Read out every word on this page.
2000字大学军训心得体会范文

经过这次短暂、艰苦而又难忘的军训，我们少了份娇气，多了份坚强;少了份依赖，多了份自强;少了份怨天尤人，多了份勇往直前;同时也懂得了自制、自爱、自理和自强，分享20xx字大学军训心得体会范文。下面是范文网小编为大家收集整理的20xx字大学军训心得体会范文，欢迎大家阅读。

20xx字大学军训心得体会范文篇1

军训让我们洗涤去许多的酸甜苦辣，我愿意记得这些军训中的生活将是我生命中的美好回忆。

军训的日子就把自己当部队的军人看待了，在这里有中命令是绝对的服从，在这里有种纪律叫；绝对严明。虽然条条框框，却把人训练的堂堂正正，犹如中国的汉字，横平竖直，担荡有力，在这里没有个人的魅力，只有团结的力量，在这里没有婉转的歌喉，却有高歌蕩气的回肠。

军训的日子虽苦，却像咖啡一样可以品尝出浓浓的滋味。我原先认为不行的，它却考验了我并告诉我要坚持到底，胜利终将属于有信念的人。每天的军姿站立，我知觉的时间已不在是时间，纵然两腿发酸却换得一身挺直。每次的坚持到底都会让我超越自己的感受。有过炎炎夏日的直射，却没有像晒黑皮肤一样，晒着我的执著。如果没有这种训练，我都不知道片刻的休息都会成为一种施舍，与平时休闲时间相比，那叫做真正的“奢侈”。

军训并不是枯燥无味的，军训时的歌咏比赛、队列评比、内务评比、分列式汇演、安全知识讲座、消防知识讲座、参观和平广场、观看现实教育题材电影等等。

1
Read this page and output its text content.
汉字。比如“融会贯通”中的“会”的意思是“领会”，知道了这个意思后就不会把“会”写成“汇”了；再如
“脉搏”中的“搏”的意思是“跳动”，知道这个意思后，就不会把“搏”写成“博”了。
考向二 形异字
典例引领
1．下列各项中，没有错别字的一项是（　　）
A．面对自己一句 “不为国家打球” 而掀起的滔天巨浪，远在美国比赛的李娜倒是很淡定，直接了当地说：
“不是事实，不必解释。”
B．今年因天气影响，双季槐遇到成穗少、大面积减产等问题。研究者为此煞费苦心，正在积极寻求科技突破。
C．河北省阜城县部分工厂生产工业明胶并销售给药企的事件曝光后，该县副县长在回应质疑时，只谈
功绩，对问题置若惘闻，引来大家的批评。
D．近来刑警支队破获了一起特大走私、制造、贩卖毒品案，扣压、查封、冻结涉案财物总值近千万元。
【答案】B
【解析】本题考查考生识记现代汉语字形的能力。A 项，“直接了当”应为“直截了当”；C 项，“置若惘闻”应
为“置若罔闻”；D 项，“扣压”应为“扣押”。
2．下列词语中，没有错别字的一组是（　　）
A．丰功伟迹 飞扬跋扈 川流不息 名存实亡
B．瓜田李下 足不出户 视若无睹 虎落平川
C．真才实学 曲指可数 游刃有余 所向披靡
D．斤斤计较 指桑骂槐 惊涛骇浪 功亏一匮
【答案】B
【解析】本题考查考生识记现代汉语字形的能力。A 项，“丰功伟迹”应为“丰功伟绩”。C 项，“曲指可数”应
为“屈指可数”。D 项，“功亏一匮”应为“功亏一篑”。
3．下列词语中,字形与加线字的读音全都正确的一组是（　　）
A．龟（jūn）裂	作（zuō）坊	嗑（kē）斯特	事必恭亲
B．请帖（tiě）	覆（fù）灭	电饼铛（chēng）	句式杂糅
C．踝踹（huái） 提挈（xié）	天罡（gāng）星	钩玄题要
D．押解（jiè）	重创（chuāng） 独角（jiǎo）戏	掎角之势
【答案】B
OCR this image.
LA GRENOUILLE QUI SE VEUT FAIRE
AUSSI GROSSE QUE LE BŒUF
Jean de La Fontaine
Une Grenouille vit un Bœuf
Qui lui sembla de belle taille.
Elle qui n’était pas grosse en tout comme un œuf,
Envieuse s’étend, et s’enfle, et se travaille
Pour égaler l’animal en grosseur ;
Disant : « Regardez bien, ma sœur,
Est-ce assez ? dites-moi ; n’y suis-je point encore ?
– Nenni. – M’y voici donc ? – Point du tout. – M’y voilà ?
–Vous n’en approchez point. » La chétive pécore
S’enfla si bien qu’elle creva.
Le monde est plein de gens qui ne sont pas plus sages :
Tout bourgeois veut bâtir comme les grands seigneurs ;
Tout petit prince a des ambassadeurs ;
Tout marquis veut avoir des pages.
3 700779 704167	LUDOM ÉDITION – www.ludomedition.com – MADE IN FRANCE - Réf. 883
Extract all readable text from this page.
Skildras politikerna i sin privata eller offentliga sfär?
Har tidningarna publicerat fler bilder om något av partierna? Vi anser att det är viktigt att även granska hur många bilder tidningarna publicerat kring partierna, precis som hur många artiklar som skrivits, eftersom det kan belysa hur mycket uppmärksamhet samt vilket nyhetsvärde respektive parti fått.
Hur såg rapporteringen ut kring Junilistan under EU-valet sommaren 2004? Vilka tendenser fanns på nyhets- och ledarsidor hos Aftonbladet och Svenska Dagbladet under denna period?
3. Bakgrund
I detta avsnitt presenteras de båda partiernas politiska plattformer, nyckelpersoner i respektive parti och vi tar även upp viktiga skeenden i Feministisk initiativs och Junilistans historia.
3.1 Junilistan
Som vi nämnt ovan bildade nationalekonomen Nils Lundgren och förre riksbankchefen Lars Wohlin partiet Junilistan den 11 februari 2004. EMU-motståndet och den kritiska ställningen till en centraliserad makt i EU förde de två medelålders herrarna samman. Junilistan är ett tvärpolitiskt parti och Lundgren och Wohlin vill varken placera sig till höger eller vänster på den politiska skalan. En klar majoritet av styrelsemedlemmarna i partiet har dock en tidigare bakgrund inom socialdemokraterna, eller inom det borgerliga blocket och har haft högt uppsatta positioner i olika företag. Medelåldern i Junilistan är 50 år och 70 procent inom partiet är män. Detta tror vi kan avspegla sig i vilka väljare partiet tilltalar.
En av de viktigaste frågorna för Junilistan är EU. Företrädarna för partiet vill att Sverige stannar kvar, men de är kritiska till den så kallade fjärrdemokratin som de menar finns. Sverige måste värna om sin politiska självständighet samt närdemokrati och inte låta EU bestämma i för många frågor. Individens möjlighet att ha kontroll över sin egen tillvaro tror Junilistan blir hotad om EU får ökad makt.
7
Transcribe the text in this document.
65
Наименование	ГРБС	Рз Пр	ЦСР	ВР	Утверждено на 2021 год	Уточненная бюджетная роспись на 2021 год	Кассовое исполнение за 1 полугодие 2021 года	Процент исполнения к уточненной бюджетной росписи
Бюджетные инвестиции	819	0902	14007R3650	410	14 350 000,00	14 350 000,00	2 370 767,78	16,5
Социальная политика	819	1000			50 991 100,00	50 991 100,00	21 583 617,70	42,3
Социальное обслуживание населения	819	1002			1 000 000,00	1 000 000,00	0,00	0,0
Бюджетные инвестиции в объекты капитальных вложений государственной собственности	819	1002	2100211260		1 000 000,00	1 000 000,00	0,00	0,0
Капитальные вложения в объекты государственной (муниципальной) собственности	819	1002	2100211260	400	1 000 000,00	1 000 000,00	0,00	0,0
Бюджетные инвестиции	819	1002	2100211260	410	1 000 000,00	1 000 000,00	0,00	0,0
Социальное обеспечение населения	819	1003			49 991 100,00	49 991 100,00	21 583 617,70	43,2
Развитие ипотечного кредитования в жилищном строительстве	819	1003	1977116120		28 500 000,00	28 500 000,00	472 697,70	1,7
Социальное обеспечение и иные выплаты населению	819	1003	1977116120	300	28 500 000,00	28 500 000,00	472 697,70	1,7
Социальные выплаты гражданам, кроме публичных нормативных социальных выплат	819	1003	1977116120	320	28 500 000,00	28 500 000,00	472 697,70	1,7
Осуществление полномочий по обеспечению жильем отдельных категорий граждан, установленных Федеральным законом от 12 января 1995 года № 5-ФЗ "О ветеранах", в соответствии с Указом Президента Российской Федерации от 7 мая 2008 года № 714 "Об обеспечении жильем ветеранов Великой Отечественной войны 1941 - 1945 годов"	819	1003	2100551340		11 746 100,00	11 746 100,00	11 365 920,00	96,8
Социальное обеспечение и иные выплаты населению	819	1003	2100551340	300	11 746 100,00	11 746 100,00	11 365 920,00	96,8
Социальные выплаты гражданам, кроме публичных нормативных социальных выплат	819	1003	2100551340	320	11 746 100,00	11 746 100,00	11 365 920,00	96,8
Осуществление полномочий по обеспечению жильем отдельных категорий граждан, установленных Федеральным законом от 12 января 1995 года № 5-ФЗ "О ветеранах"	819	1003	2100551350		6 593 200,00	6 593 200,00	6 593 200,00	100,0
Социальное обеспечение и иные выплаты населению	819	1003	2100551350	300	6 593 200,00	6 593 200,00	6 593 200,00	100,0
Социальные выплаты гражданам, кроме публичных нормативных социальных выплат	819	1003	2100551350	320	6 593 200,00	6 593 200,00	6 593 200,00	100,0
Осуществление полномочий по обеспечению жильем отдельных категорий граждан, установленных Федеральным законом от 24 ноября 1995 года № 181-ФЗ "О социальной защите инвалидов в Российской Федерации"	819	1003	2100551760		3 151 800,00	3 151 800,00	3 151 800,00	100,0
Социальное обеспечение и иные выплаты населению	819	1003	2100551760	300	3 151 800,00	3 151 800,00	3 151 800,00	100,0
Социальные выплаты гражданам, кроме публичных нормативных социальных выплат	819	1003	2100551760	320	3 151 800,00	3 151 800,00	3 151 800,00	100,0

## CHALLENGE
Copy out each line of the records that holds the string "Федерации".

## CORRECT RESPONSE
Осуществление полномочий по обеспечению жильем отдельных категорий граждан, установленных Федеральным законом от 12 января 1995 года № 5-ФЗ "О ветеранах", в соответствии с Указом Президента Российской Федерации от 7 мая 2008 года № 714 "Об обеспечении жильем ветеранов Великой Отечественной войны 1941 - 1945 годов"	819	1003	2100551340		11 746 100,00	11 746 100,00	11 365 920,00	96,8
Осуществление полномочий по обеспечению жильем отдельных категорий граждан, установленных Федеральным законом от 24 ноября 1995 года № 181-ФЗ "О социальной защите инвалидов в Российской Федерации"	819	1003	2100551760		3 151 800,00	3 151 800,00	3 151 800,00	100,0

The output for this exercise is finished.